### Task statement
Repeat the entries below exactly as they appear, with no pictures.

-*-

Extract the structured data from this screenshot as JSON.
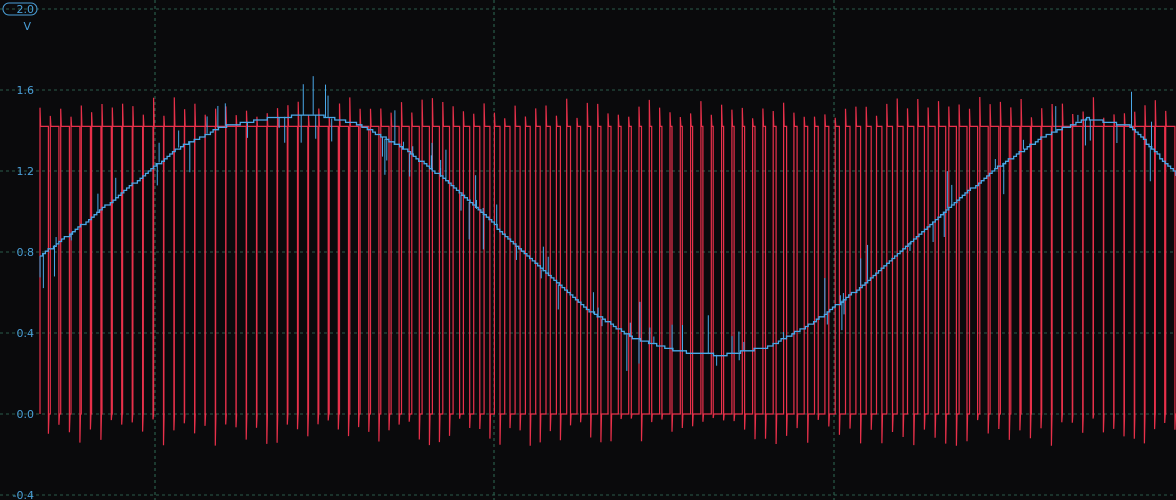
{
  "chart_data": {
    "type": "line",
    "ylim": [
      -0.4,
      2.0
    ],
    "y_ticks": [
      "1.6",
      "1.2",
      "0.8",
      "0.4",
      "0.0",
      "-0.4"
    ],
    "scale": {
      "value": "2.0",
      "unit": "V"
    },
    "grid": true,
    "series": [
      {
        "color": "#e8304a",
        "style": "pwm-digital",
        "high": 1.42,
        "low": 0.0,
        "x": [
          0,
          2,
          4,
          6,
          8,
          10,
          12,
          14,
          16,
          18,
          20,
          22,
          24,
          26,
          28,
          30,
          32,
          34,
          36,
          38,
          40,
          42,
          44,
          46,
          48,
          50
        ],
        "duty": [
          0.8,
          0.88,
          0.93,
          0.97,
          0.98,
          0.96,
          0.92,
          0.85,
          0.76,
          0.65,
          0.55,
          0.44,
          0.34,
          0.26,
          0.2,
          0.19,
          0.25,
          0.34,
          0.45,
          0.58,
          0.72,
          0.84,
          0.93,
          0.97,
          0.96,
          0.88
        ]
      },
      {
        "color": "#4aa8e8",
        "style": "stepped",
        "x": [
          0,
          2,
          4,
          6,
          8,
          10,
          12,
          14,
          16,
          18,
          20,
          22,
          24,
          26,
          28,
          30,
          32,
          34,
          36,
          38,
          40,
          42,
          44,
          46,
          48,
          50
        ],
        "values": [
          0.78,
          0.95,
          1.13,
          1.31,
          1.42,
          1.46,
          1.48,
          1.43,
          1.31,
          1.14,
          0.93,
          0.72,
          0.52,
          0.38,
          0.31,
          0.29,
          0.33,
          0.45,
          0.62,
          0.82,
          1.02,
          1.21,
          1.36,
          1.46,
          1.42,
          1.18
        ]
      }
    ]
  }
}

-*-

### Final answer
Extract the structured data from this screenshot as JSON.
{
  "chart_data": {
    "type": "line",
    "ylim": [
      -0.4,
      2.0
    ],
    "y_ticks": [
      "1.6",
      "1.2",
      "0.8",
      "0.4",
      "0.0",
      "-0.4"
    ],
    "scale": {
      "value": "2.0",
      "unit": "V"
    },
    "grid": true,
    "series": [
      {
        "color": "#e8304a",
        "style": "pwm-digital",
        "high": 1.42,
        "low": 0.0,
        "x": [
          0,
          2,
          4,
          6,
          8,
          10,
          12,
          14,
          16,
          18,
          20,
          22,
          24,
          26,
          28,
          30,
          32,
          34,
          36,
          38,
          40,
          42,
          44,
          46,
          48,
          50
        ],
        "duty": [
          0.8,
          0.88,
          0.93,
          0.97,
          0.98,
          0.96,
          0.92,
          0.85,
          0.76,
          0.65,
          0.55,
          0.44,
          0.34,
          0.26,
          0.2,
          0.19,
          0.25,
          0.34,
          0.45,
          0.58,
          0.72,
          0.84,
          0.93,
          0.97,
          0.96,
          0.88
        ]
      },
      {
        "color": "#4aa8e8",
        "style": "stepped",
        "x": [
          0,
          2,
          4,
          6,
          8,
          10,
          12,
          14,
          16,
          18,
          20,
          22,
          24,
          26,
          28,
          30,
          32,
          34,
          36,
          38,
          40,
          42,
          44,
          46,
          48,
          50
        ],
        "values": [
          0.78,
          0.95,
          1.13,
          1.31,
          1.42,
          1.46,
          1.48,
          1.43,
          1.31,
          1.14,
          0.93,
          0.72,
          0.52,
          0.38,
          0.31,
          0.29,
          0.33,
          0.45,
          0.62,
          0.82,
          1.02,
          1.21,
          1.36,
          1.46,
          1.42,
          1.18
        ]
      }
    ]
  }
}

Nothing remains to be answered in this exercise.